EXERCISE OBJECTIVE
Each record must be reproduced exactly as it is shown.

·····

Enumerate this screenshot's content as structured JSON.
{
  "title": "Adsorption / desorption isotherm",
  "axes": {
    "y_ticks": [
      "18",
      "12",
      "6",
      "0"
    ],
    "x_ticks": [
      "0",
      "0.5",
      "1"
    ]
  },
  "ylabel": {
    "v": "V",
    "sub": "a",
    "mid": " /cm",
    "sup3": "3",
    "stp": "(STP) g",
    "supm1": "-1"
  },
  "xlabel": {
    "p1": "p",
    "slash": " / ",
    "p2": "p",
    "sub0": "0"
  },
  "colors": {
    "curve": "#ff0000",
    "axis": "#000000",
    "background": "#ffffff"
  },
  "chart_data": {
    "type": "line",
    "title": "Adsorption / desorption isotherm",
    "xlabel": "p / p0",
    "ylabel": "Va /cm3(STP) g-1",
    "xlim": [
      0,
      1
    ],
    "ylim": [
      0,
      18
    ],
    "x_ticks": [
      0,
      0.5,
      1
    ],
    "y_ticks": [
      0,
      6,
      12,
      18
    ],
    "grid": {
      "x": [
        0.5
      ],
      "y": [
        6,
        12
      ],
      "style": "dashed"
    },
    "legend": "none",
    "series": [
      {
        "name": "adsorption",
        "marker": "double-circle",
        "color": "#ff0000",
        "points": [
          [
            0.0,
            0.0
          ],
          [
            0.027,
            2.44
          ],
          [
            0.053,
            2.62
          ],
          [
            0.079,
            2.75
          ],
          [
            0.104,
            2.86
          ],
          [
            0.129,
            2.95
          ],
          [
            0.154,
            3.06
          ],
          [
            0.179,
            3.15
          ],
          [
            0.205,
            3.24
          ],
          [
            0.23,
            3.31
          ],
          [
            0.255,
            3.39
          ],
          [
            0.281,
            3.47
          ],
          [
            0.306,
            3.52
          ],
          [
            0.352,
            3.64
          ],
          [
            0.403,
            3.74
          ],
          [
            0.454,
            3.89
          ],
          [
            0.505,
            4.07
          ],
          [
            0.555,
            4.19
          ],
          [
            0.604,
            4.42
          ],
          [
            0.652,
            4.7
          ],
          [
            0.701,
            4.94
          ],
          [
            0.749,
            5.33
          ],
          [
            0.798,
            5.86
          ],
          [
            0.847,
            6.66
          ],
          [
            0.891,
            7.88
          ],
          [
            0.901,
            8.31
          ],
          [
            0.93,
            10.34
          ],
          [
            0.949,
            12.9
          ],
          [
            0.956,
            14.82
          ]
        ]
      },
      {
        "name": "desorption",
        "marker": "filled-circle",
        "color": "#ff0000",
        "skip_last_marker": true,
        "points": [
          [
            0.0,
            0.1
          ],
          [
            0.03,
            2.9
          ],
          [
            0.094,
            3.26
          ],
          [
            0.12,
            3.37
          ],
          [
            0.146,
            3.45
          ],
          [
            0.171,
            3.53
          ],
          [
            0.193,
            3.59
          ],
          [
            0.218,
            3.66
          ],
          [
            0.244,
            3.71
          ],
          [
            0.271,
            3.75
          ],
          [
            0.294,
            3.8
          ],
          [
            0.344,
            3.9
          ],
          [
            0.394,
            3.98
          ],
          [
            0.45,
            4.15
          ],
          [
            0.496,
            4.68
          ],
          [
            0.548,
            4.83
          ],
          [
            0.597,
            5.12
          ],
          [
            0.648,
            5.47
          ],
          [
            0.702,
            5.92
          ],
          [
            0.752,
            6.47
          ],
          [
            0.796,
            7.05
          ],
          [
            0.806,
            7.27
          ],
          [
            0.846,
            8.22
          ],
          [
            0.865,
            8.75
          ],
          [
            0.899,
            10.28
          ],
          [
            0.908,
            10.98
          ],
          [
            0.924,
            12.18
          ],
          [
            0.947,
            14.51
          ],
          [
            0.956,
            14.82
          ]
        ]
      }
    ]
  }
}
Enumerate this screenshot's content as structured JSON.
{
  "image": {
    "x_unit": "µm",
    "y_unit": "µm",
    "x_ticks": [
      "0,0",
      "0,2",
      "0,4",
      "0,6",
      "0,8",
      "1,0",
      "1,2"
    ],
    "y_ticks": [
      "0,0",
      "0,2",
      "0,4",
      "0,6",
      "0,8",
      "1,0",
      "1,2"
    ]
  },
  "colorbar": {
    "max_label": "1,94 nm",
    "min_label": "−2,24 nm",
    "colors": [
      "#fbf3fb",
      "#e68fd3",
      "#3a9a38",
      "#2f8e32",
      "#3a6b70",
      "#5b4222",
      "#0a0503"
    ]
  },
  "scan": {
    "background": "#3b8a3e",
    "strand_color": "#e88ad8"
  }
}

·····

OUTPUT FOR THIS EXERCISE
Enumerate this screenshot's content as structured JSON.
{
  "title": "Adsorption / desorption isotherm",
  "axes": {
    "y_ticks": [
      "18",
      "12",
      "6",
      "0"
    ],
    "x_ticks": [
      "0",
      "0.5",
      "1"
    ]
  },
  "ylabel": {
    "v": "V",
    "sub": "a",
    "mid": " /cm",
    "sup3": "3",
    "stp": "(STP) g",
    "supm1": "-1"
  },
  "xlabel": {
    "p1": "p",
    "slash": " / ",
    "p2": "p",
    "sub0": "0"
  },
  "colors": {
    "curve": "#ff0000",
    "axis": "#000000",
    "background": "#ffffff"
  },
  "chart_data": {
    "type": "line",
    "title": "Adsorption / desorption isotherm",
    "xlabel": "p / p0",
    "ylabel": "Va /cm3(STP) g-1",
    "xlim": [
      0,
      1
    ],
    "ylim": [
      0,
      18
    ],
    "x_ticks": [
      0,
      0.5,
      1
    ],
    "y_ticks": [
      0,
      6,
      12,
      18
    ],
    "grid": {
      "x": [
        0.5
      ],
      "y": [
        6,
        12
      ],
      "style": "dashed"
    },
    "legend": "none",
    "series": [
      {
        "name": "adsorption",
        "marker": "double-circle",
        "color": "#ff0000",
        "points": [
          [
            0.0,
            0.0
          ],
          [
            0.027,
            2.44
          ],
          [
            0.053,
            2.62
          ],
          [
            0.079,
            2.75
          ],
          [
            0.104,
            2.86
          ],
          [
            0.129,
            2.95
          ],
          [
            0.154,
            3.06
          ],
          [
            0.179,
            3.15
          ],
          [
            0.205,
            3.24
          ],
          [
            0.23,
            3.31
          ],
          [
            0.255,
            3.39
          ],
          [
            0.281,
            3.47
          ],
          [
            0.306,
            3.52
          ],
          [
            0.352,
            3.64
          ],
          [
            0.403,
            3.74
          ],
          [
            0.454,
            3.89
          ],
          [
            0.505,
            4.07
          ],
          [
            0.555,
            4.19
          ],
          [
            0.604,
            4.42
          ],
          [
            0.652,
            4.7
          ],
          [
            0.701,
            4.94
          ],
          [
            0.749,
            5.33
          ],
          [
            0.798,
            5.86
          ],
          [
            0.847,
            6.66
          ],
          [
            0.891,
            7.88
          ],
          [
            0.901,
            8.31
          ],
          [
            0.93,
            10.34
          ],
          [
            0.949,
            12.9
          ],
          [
            0.956,
            14.82
          ]
        ]
      },
      {
        "name": "desorption",
        "marker": "filled-circle",
        "color": "#ff0000",
        "skip_last_marker": true,
        "points": [
          [
            0.0,
            0.1
          ],
          [
            0.03,
            2.9
          ],
          [
            0.094,
            3.26
          ],
          [
            0.12,
            3.37
          ],
          [
            0.146,
            3.45
          ],
          [
            0.171,
            3.53
          ],
          [
            0.193,
            3.59
          ],
          [
            0.218,
            3.66
          ],
          [
            0.244,
            3.71
          ],
          [
            0.271,
            3.75
          ],
          [
            0.294,
            3.8
          ],
          [
            0.344,
            3.9
          ],
          [
            0.394,
            3.98
          ],
          [
            0.45,
            4.15
          ],
          [
            0.496,
            4.68
          ],
          [
            0.548,
            4.83
          ],
          [
            0.597,
            5.12
          ],
          [
            0.648,
            5.47
          ],
          [
            0.702,
            5.92
          ],
          [
            0.752,
            6.47
          ],
          [
            0.796,
            7.05
          ],
          [
            0.806,
            7.27
          ],
          [
            0.846,
            8.22
          ],
          [
            0.865,
            8.75
          ],
          [
            0.899,
            10.28
          ],
          [
            0.908,
            10.98
          ],
          [
            0.924,
            12.18
          ],
          [
            0.947,
            14.51
          ],
          [
            0.956,
            14.82
          ]
        ]
      }
    ]
  }
}
Enumerate this screenshot's content as structured JSON.
{
  "image": {
    "x_unit": "µm",
    "y_unit": "µm",
    "x_ticks": [
      "0,0",
      "0,2",
      "0,4",
      "0,6",
      "0,8",
      "1,0",
      "1,2"
    ],
    "y_ticks": [
      "0,0",
      "0,2",
      "0,4",
      "0,6",
      "0,8",
      "1,0",
      "1,2"
    ]
  },
  "colorbar": {
    "max_label": "1,94 nm",
    "min_label": "−2,24 nm",
    "colors": [
      "#fbf3fb",
      "#e68fd3",
      "#3a9a38",
      "#2f8e32",
      "#3a6b70",
      "#5b4222",
      "#0a0503"
    ]
  },
  "scan": {
    "background": "#3b8a3e",
    "strand_color": "#e88ad8"
  }
}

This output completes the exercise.